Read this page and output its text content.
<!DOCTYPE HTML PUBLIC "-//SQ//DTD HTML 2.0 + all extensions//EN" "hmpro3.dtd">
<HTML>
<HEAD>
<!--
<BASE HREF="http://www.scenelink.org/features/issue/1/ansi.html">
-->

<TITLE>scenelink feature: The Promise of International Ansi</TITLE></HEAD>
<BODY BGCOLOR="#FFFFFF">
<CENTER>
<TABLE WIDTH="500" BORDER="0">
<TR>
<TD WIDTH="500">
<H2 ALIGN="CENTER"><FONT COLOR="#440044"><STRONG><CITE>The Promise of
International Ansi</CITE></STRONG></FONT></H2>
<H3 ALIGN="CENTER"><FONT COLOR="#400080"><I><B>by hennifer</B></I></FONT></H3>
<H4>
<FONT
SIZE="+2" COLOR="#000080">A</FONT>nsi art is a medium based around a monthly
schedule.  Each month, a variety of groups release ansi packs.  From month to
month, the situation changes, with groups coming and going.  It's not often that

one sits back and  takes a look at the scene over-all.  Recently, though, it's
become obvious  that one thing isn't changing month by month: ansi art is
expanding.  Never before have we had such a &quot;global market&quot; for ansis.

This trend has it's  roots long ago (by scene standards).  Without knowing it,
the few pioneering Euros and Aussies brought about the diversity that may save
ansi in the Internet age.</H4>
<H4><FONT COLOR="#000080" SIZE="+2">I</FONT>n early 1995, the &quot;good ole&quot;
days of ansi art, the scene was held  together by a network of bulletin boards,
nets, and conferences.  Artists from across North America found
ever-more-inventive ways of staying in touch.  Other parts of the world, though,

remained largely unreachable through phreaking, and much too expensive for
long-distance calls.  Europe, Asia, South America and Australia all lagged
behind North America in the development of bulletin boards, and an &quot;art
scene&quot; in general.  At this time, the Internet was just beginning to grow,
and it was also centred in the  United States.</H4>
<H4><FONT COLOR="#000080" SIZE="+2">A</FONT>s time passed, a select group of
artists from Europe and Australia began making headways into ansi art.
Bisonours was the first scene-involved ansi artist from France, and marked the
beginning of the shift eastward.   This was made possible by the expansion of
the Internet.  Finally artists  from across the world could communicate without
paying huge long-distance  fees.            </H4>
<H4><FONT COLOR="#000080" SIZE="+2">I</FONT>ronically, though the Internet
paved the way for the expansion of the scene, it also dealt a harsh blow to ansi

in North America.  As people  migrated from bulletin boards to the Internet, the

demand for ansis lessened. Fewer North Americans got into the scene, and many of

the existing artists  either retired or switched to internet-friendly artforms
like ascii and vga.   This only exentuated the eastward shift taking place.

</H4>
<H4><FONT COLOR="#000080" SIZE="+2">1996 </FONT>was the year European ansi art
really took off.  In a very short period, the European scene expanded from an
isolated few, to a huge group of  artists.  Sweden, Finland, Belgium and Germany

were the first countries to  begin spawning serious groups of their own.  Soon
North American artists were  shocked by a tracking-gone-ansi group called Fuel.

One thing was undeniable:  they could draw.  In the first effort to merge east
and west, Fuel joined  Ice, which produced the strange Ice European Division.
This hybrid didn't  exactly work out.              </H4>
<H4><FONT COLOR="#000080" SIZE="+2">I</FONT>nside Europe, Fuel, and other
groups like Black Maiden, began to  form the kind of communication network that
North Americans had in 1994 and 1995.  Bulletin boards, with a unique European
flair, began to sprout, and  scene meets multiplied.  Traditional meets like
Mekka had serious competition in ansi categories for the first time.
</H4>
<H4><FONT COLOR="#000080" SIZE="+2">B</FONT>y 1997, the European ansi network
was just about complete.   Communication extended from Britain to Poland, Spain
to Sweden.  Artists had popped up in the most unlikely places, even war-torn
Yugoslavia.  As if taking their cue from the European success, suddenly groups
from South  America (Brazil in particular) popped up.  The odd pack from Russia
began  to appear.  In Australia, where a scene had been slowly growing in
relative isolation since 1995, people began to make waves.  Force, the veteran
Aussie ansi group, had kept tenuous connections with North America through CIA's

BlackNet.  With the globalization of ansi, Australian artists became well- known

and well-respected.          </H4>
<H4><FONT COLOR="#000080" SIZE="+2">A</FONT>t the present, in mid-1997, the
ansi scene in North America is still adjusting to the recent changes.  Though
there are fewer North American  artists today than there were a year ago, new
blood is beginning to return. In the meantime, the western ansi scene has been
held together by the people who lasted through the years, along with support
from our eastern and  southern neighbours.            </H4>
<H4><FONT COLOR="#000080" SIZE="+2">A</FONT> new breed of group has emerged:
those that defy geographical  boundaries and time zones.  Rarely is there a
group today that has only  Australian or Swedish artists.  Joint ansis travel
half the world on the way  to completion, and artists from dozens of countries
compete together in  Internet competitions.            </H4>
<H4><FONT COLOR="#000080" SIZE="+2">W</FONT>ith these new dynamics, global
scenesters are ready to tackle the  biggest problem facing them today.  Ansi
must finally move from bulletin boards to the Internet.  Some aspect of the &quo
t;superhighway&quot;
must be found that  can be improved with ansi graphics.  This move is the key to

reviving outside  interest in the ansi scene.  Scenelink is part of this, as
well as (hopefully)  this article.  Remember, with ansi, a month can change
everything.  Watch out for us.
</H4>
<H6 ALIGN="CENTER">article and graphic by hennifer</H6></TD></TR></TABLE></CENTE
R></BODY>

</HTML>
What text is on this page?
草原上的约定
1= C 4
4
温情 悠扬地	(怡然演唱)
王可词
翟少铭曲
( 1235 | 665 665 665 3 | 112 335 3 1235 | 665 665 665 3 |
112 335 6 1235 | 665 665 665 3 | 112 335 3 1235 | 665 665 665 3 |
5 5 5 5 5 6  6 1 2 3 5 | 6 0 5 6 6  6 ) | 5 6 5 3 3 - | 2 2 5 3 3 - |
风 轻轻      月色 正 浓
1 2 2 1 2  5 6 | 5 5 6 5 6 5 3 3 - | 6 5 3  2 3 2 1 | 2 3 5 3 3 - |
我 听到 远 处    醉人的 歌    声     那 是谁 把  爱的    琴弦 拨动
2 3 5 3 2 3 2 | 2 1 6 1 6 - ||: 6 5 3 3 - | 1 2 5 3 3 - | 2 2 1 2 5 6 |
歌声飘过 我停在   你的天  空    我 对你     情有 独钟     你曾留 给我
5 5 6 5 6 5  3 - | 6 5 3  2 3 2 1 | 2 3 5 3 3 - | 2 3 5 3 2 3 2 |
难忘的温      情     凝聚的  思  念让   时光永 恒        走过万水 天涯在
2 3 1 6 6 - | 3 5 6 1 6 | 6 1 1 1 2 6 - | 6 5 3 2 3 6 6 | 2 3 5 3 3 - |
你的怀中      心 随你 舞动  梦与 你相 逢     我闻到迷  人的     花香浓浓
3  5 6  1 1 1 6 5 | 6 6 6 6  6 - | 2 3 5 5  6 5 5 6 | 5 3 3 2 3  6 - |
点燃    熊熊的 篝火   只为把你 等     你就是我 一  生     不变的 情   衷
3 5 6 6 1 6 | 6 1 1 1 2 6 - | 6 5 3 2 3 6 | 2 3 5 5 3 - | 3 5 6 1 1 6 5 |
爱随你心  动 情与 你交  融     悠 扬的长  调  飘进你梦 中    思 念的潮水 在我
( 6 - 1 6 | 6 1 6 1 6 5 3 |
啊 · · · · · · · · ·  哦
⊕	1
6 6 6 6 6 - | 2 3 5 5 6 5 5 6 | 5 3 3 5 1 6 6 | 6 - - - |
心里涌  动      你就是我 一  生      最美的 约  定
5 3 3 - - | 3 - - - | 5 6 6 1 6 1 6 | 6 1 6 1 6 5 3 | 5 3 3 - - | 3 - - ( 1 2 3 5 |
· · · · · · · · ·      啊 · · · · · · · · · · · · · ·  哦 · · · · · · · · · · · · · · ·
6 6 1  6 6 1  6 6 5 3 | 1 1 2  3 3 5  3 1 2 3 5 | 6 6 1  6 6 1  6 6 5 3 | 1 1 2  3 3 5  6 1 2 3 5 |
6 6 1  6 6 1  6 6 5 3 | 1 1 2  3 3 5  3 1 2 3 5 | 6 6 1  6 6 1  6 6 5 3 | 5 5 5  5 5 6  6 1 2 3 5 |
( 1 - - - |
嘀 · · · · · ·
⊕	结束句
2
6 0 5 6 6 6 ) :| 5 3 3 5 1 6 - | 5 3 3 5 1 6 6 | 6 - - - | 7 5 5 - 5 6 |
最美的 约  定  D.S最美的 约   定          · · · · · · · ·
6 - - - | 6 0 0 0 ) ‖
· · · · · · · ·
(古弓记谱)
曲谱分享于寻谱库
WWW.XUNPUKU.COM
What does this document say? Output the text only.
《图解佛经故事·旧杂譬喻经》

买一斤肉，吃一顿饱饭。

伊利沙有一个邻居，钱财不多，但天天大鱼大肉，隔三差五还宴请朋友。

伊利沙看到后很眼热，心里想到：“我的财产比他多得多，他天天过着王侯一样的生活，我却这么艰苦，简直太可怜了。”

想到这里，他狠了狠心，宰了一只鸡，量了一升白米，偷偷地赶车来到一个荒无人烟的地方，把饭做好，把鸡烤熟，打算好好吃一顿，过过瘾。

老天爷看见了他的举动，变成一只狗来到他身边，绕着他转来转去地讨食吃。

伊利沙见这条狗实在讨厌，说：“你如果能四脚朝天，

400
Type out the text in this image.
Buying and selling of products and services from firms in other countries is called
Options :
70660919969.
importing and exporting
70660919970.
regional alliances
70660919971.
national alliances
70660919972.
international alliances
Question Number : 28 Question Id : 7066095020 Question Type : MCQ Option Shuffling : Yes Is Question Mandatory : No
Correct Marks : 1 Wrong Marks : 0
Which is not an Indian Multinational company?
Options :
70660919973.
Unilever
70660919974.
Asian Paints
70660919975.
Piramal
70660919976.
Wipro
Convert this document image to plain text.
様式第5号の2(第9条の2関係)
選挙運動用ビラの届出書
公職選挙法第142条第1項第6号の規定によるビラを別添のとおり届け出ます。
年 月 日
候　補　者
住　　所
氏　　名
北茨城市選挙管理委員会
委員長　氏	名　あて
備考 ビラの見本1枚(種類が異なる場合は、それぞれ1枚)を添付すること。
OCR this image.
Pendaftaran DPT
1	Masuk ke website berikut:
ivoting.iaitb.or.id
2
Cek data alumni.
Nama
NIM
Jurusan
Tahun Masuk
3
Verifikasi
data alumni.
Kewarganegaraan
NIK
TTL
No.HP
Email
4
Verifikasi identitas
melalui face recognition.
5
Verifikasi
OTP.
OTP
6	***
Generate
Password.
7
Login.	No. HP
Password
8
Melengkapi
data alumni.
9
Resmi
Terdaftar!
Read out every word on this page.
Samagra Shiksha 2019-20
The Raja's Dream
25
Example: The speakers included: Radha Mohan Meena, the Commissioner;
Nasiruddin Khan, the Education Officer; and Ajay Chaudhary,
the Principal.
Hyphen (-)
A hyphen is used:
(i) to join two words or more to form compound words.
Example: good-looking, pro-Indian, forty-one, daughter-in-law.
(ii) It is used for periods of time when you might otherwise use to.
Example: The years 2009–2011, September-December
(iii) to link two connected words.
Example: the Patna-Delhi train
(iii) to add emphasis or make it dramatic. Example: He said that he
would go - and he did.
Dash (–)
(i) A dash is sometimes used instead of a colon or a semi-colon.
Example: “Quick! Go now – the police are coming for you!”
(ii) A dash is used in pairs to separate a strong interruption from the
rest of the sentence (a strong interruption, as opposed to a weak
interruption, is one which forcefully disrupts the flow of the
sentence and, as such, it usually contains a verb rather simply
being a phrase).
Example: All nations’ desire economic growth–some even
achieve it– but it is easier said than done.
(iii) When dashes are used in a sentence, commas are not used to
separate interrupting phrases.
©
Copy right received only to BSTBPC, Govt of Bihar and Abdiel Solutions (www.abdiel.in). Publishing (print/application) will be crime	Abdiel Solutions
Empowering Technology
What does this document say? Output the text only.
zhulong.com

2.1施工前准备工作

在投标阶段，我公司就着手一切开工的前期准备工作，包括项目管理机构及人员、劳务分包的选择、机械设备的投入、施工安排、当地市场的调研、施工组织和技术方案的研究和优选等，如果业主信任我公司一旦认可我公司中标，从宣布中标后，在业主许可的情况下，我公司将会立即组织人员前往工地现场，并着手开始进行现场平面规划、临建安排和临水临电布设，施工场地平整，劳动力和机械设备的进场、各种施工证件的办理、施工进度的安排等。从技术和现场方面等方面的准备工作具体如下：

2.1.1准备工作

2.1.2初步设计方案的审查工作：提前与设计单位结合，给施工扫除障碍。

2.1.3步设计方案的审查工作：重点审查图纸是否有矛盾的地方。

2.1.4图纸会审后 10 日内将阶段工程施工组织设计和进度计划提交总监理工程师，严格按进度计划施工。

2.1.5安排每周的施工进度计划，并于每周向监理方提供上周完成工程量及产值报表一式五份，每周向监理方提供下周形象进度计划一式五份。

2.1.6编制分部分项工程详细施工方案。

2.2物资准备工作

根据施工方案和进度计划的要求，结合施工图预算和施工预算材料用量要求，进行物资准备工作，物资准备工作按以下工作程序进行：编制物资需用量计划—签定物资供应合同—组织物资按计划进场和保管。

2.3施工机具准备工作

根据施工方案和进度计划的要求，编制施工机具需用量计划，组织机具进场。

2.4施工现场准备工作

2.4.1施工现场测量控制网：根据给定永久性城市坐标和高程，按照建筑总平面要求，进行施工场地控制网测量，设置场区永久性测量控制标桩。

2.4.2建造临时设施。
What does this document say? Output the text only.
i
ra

━━━━━━━━━━━━━━━━━━━━━━━━━━━━━━

Problem details. Give a single number: the count of lines above that include the word "distance".

Expected output. 2